## EXERCISE GOAL
Everything from the line containing "What does this" down to the last line of the entries below must be transcribed exactly, and nothing else.

(Extracted data entries)
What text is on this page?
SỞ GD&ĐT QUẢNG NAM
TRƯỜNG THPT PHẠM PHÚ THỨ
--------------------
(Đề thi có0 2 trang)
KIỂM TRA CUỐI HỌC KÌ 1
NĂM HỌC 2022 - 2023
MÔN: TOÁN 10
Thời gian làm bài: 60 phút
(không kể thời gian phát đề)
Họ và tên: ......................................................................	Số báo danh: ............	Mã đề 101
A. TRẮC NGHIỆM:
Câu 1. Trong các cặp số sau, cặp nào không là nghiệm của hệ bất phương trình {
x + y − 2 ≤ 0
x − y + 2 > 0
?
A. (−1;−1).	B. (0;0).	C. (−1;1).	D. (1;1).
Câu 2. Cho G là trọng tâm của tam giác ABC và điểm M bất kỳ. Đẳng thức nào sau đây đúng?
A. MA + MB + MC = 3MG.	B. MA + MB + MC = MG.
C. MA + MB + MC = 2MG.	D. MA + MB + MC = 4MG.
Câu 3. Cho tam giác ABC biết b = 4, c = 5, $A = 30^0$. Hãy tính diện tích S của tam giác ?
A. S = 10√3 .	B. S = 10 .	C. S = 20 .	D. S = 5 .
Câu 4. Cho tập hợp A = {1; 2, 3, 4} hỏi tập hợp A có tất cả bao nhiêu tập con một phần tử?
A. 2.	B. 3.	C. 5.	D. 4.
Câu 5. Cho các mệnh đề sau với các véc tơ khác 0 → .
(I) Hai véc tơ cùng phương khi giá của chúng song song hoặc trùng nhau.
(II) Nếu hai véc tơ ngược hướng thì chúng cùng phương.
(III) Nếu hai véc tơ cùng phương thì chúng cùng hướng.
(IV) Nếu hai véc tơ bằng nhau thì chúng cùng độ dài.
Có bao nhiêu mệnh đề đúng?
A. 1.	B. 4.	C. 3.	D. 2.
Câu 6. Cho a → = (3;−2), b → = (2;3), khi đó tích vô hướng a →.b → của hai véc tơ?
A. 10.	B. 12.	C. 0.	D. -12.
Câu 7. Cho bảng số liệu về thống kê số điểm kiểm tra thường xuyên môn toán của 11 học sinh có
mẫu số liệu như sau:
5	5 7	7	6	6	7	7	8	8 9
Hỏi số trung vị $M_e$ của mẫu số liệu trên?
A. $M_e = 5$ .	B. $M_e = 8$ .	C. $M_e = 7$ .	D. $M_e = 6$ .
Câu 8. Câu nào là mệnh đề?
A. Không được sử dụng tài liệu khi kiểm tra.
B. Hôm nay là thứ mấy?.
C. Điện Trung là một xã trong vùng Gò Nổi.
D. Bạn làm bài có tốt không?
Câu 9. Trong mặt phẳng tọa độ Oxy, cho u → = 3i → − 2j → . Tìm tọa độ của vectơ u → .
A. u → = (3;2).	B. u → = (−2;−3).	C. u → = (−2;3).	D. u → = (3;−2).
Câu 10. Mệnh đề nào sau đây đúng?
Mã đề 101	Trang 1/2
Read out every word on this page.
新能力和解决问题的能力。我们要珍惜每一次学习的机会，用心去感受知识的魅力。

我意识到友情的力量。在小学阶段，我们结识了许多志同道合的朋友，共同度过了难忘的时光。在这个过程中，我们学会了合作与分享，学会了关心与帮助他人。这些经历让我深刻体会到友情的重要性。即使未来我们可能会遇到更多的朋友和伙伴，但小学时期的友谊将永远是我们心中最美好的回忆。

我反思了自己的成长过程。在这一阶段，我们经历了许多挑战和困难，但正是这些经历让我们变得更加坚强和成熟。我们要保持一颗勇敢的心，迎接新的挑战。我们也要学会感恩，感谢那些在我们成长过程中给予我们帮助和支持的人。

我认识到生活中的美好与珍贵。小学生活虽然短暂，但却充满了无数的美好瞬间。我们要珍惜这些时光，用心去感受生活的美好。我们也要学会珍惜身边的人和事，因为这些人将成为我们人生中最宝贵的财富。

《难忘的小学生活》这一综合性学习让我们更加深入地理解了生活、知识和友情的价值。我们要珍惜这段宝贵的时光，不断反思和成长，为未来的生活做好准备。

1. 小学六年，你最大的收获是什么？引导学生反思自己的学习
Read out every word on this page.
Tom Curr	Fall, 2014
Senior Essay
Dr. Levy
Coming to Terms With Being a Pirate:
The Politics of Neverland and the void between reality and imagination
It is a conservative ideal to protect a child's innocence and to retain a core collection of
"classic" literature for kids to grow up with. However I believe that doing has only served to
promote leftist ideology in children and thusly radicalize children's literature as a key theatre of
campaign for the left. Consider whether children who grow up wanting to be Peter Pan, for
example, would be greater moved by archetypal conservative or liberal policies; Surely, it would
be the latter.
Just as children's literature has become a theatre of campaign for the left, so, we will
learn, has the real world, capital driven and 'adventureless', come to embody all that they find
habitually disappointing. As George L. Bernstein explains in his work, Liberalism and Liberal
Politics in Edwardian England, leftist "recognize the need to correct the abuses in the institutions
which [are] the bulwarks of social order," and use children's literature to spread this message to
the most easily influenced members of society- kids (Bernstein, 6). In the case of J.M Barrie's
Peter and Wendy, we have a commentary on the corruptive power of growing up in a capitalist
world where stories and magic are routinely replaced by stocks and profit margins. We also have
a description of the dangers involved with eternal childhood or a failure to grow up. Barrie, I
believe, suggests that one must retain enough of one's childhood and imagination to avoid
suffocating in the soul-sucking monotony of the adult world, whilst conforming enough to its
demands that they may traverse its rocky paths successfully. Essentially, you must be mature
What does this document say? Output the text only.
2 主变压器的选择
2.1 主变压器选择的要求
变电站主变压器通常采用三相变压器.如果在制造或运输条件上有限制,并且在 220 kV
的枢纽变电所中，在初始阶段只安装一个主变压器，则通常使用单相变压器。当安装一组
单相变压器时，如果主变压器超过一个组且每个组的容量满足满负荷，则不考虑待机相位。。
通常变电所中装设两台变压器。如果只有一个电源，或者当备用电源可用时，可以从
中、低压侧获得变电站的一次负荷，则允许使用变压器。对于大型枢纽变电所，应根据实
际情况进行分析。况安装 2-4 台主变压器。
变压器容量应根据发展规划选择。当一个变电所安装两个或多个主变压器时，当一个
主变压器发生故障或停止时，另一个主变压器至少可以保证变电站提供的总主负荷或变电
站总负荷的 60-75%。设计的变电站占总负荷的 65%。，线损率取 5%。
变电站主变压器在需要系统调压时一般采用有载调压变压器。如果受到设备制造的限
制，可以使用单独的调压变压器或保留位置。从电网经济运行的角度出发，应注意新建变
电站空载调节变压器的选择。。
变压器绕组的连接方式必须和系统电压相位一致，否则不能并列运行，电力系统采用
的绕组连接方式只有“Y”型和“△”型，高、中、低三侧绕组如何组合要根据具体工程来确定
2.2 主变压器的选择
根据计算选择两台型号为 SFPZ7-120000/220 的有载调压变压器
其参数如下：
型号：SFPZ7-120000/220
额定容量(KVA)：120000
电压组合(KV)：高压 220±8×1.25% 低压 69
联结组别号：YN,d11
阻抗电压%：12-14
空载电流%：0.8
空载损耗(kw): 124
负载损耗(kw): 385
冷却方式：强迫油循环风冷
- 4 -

## EXERCISE RESPONSE
What does this document say? Output the text only.
2 主变压器的选择
2.1 主变压器选择的要求
变电站主变压器通常采用三相变压器.如果在制造或运输条件上有限制,并且在 220 kV
的枢纽变电所中，在初始阶段只安装一个主变压器，则通常使用单相变压器。当安装一组
单相变压器时，如果主变压器超过一个组且每个组的容量满足满负荷，则不考虑待机相位。。
通常变电所中装设两台变压器。如果只有一个电源，或者当备用电源可用时，可以从
中、低压侧获得变电站的一次负荷，则允许使用变压器。对于大型枢纽变电所，应根据实
际情况进行分析。况安装 2-4 台主变压器。
变压器容量应根据发展规划选择。当一个变电所安装两个或多个主变压器时，当一个
主变压器发生故障或停止时，另一个主变压器至少可以保证变电站提供的总主负荷或变电
站总负荷的 60-75%。设计的变电站占总负荷的 65%。，线损率取 5%。
变电站主变压器在需要系统调压时一般采用有载调压变压器。如果受到设备制造的限
制，可以使用单独的调压变压器或保留位置。从电网经济运行的角度出发，应注意新建变
电站空载调节变压器的选择。。
变压器绕组的连接方式必须和系统电压相位一致，否则不能并列运行，电力系统采用
的绕组连接方式只有“Y”型和“△”型，高、中、低三侧绕组如何组合要根据具体工程来确定
2.2 主变压器的选择
根据计算选择两台型号为 SFPZ7-120000/220 的有载调压变压器
其参数如下：
型号：SFPZ7-120000/220
额定容量(KVA)：120000
电压组合(KV)：高压 220±8×1.25% 低压 69
联结组别号：YN,d11
阻抗电压%：12-14
空载电流%：0.8
空载损耗(kw): 124
负载损耗(kw): 385
冷却方式：强迫油循环风冷
- 4 -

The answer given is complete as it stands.